▸ WHAT IS REQUIRED
Leaving out the pictures, please retype each record exactly.

* start DATASET EXTRACT *

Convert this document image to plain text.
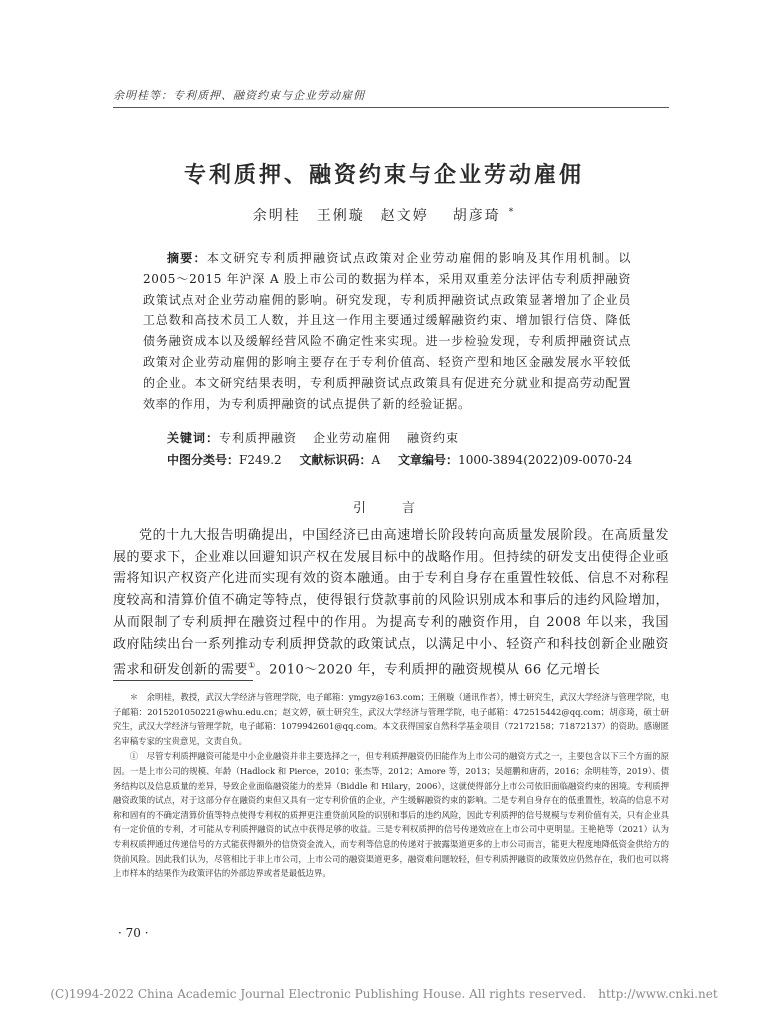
余明桂等：专利质押、融资约束与企业劳动雇佣
专利质押、融资约束与企业劳动雇佣
余明桂 王俐璇 赵文婷 胡彦琦 *

摘要：本文研究专利质押融资试点政策对企业劳动雇佣的影响及其作用机制。以 2005～2015 年沪深 A 股上市公司的数据为样本，采用双重差分法评估专利质押融资政策试点对企业劳动雇佣的影响。研究发现，专利质押融资试点政策显著增加了企业员工总数和高技术员工人数，并且这一作用主要通过缓解融资约束、增加银行信贷、降低债务融资成本以及缓解经营风险不确定性来实现。进一步检验发现，专利质押融资试点政策对企业劳动雇佣的影响主要存在于专利价值高、轻资产型和地区金融发展水平较低的企业。本文研究结果表明，专利质押融资试点政策具有促进充分就业和提高劳动配置效率的作用，为专利质押融资的试点提供了新的经验证据。

关键词：专利质押融资 企业劳动雇佣 融资约束
中图分类号：F249.2 文献标识码：A 文章编号：1000-3894(2022)09-0070-24
引言

党的十九大报告明确提出，中国经济已由高速增长阶段转向高质量发展阶段。在高质量发展的要求下，企业难以回避知识产权在发展目标中的战略作用。但持续的研发支出使得企业亟需将知识产权资产化进而实现有效的资本融通。由于专利自身存在重置性较低、信息不对称程度较高和清算价值不确定等特点，使得银行贷款事前的风险识别成本和事后的违约风险增加，从而限制了专利质押在融资过程中的作用。为提高专利的融资作用，自 2008 年以来，我国政府陆续出台一系列推动专利质押贷款的政策试点，以满足中小、轻资产和科技创新企业融资需求和研发创新的需要①。2010～2020 年，专利质押的融资规模从 66 亿元增长

＊　余明桂，教授，武汉大学经济与管理学院，电子邮箱：ymgyz@163.com；王俐璇（通讯作者），博士研究生，武汉大学经济与管理学院，电子邮箱：2015201050221@whu.edu.cn；赵文婷，硕士研究生，武汉大学经济与管理学院，电子邮箱：472515442@qq.com；胡彦琦，硕士研究生，武汉大学经济与管理学院，电子邮箱：1079942601@qq.com。本文获得国家自然科学基金项目（72172158；71872137）的资助。感谢匿名审稿专家的宝贵意见，文责自负。

①　尽管专利质押融资可能是中小企业融资并非主要选择之一，但专利质押融资仍旧能作为上市公司的融资方式之一，主要包含以下三个方面的原因。一是上市公司的规模、年龄（Hadlock 和 Pierce，2010；张杰等，2012；Amore 等，2013；吴超鹏和唐菂，2016；余明桂等，2019）、债务结构以及信息质量的差异，导致企业面临融资能力的差异（Biddle 和 Hilary，2006），这就使得部分上市公司依旧面临融资约束的困境。专利质押融资政策的试点，对于这部分存在融资约束但又具有一定专利价值的企业，产生缓解融资约束的影响。二是专利自身存在的低重置性，较高的信息不对称和固有的不确定清算价值等特点使得专利权的质押更注重贷前风险的识别和事后的违约风险，因此专利质押的信号规模与专利价值有关，只有企业具有一定价值的专利，才可能从专利质押融资的试点中获得足够的收益。三是专利权质押的信号传递效应在上市公司中更明显。王艳艳等（2021）认为专利权质押通过传递信号的方式能获得额外的信贷资金流入，而专利等信息的传递对于披露渠道更多的上市公司而言，能更大程度地降低资金供给方的贷前风险。因此我们认为，尽管相比于非上市公司，上市公司的融资渠道更多，融资难问题较轻，但专利质押融资的政策效应仍然存在，我们也可以将上市样本的结果作为政策评估的外部边界或者是最低边界。

· 70 ·
(C)1994-2022 China Academic Journal Electronic Publishing House. All rights reserved.　http://www.cnki.net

* end DATASET EXTRACT *

▸ THE SOLUTION
Convert this document image to plain text.
余明桂等：专利质押、融资约束与企业劳动雇佣
专利质押、融资约束与企业劳动雇佣
余明桂 王俐璇 赵文婷 胡彦琦 *

摘要：本文研究专利质押融资试点政策对企业劳动雇佣的影响及其作用机制。以 2005～2015 年沪深 A 股上市公司的数据为样本，采用双重差分法评估专利质押融资政策试点对企业劳动雇佣的影响。研究发现，专利质押融资试点政策显著增加了企业员工总数和高技术员工人数，并且这一作用主要通过缓解融资约束、增加银行信贷、降低债务融资成本以及缓解经营风险不确定性来实现。进一步检验发现，专利质押融资试点政策对企业劳动雇佣的影响主要存在于专利价值高、轻资产型和地区金融发展水平较低的企业。本文研究结果表明，专利质押融资试点政策具有促进充分就业和提高劳动配置效率的作用，为专利质押融资的试点提供了新的经验证据。

关键词：专利质押融资 企业劳动雇佣 融资约束
中图分类号：F249.2 文献标识码：A 文章编号：1000-3894(2022)09-0070-24
引言

党的十九大报告明确提出，中国经济已由高速增长阶段转向高质量发展阶段。在高质量发展的要求下，企业难以回避知识产权在发展目标中的战略作用。但持续的研发支出使得企业亟需将知识产权资产化进而实现有效的资本融通。由于专利自身存在重置性较低、信息不对称程度较高和清算价值不确定等特点，使得银行贷款事前的风险识别成本和事后的违约风险增加，从而限制了专利质押在融资过程中的作用。为提高专利的融资作用，自 2008 年以来，我国政府陆续出台一系列推动专利质押贷款的政策试点，以满足中小、轻资产和科技创新企业融资需求和研发创新的需要①。2010～2020 年，专利质押的融资规模从 66 亿元增长

＊　余明桂，教授，武汉大学经济与管理学院，电子邮箱：ymgyz@163.com；王俐璇（通讯作者），博士研究生，武汉大学经济与管理学院，电子邮箱：2015201050221@whu.edu.cn；赵文婷，硕士研究生，武汉大学经济与管理学院，电子邮箱：472515442@qq.com；胡彦琦，硕士研究生，武汉大学经济与管理学院，电子邮箱：1079942601@qq.com。本文获得国家自然科学基金项目（72172158；71872137）的资助。感谢匿名审稿专家的宝贵意见，文责自负。

①　尽管专利质押融资可能是中小企业融资并非主要选择之一，但专利质押融资仍旧能作为上市公司的融资方式之一，主要包含以下三个方面的原因。一是上市公司的规模、年龄（Hadlock 和 Pierce，2010；张杰等，2012；Amore 等，2013；吴超鹏和唐菂，2016；余明桂等，2019）、债务结构以及信息质量的差异，导致企业面临融资能力的差异（Biddle 和 Hilary，2006），这就使得部分上市公司依旧面临融资约束的困境。专利质押融资政策的试点，对于这部分存在融资约束但又具有一定专利价值的企业，产生缓解融资约束的影响。二是专利自身存在的低重置性，较高的信息不对称和固有的不确定清算价值等特点使得专利权的质押更注重贷前风险的识别和事后的违约风险，因此专利质押的信号规模与专利价值有关，只有企业具有一定价值的专利，才可能从专利质押融资的试点中获得足够的收益。三是专利权质押的信号传递效应在上市公司中更明显。王艳艳等（2021）认为专利权质押通过传递信号的方式能获得额外的信贷资金流入，而专利等信息的传递对于披露渠道更多的上市公司而言，能更大程度地降低资金供给方的贷前风险。因此我们认为，尽管相比于非上市公司，上市公司的融资渠道更多，融资难问题较轻，但专利质押融资的政策效应仍然存在，我们也可以将上市样本的结果作为政策评估的外部边界或者是最低边界。

· 70 ·
(C)1994-2022 China Academic Journal Electronic Publishing House. All rights reserved.　http://www.cnki.net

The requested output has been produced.